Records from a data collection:
========
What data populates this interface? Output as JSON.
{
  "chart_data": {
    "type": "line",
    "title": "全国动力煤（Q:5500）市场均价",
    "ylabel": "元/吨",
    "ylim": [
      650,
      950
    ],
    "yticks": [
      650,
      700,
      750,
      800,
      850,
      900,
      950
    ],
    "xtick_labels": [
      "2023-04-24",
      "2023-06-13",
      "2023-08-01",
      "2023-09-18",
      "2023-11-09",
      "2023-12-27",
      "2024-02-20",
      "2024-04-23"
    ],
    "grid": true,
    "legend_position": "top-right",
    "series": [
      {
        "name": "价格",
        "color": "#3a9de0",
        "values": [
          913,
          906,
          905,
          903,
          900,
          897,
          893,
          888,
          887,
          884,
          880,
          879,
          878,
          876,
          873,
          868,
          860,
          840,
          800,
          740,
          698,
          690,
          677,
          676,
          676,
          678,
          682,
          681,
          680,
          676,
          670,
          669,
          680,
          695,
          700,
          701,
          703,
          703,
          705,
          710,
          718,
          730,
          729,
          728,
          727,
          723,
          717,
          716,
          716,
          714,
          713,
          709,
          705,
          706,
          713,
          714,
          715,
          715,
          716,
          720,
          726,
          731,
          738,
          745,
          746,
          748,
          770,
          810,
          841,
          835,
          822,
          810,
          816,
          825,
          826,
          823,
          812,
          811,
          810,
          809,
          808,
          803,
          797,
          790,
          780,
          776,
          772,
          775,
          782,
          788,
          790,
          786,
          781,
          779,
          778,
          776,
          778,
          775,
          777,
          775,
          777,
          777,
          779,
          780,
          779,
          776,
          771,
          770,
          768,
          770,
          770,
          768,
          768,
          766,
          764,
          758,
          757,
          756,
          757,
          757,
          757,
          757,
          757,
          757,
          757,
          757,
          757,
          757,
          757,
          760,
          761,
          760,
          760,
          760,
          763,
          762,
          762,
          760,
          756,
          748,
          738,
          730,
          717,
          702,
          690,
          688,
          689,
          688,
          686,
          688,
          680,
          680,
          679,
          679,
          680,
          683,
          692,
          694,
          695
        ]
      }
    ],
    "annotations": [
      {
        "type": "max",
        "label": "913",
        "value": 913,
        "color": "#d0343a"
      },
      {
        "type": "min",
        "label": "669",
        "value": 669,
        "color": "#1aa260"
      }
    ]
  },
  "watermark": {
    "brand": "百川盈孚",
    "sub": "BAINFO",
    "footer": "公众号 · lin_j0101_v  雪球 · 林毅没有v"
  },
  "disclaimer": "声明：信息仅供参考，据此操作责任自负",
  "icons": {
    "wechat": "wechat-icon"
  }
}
========
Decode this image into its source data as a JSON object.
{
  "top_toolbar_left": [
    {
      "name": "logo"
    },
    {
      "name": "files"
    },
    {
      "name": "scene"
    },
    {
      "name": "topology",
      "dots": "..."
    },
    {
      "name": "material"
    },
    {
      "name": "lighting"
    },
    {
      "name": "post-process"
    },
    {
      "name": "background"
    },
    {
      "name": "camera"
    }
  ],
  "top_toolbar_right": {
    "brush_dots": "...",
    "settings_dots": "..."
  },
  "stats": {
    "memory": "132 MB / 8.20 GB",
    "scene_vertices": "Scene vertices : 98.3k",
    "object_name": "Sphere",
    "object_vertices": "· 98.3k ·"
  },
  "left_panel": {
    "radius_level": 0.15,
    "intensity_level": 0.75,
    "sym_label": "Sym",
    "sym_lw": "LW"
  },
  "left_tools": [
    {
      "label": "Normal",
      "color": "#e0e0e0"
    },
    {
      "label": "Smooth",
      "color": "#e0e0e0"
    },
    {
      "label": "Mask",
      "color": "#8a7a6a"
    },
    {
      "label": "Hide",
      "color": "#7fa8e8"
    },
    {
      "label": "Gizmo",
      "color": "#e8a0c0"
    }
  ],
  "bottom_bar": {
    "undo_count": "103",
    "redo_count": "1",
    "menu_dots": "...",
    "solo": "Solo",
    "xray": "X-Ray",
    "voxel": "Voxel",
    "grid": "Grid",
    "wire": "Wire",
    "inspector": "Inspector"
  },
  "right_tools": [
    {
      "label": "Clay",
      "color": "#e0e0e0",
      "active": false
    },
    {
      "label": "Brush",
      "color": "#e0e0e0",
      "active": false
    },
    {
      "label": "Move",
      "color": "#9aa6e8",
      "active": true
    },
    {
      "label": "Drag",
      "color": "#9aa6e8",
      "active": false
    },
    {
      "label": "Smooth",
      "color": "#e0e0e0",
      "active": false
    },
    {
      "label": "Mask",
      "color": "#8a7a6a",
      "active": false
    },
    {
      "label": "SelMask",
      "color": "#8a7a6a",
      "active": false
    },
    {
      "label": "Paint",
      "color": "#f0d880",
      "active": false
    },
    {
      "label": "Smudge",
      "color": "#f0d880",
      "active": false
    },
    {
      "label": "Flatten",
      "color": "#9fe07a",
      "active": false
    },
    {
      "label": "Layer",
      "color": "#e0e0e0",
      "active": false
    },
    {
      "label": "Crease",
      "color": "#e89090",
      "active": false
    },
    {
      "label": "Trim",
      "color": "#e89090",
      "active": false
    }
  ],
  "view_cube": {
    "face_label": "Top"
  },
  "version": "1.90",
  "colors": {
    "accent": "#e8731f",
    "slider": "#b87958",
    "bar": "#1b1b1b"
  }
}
========
Set exercise: Copy out every line from the material above in which the word "JSON" appears.

Task response:
What data populates this interface? Output as JSON.
Decode this image into its source data as a JSON object.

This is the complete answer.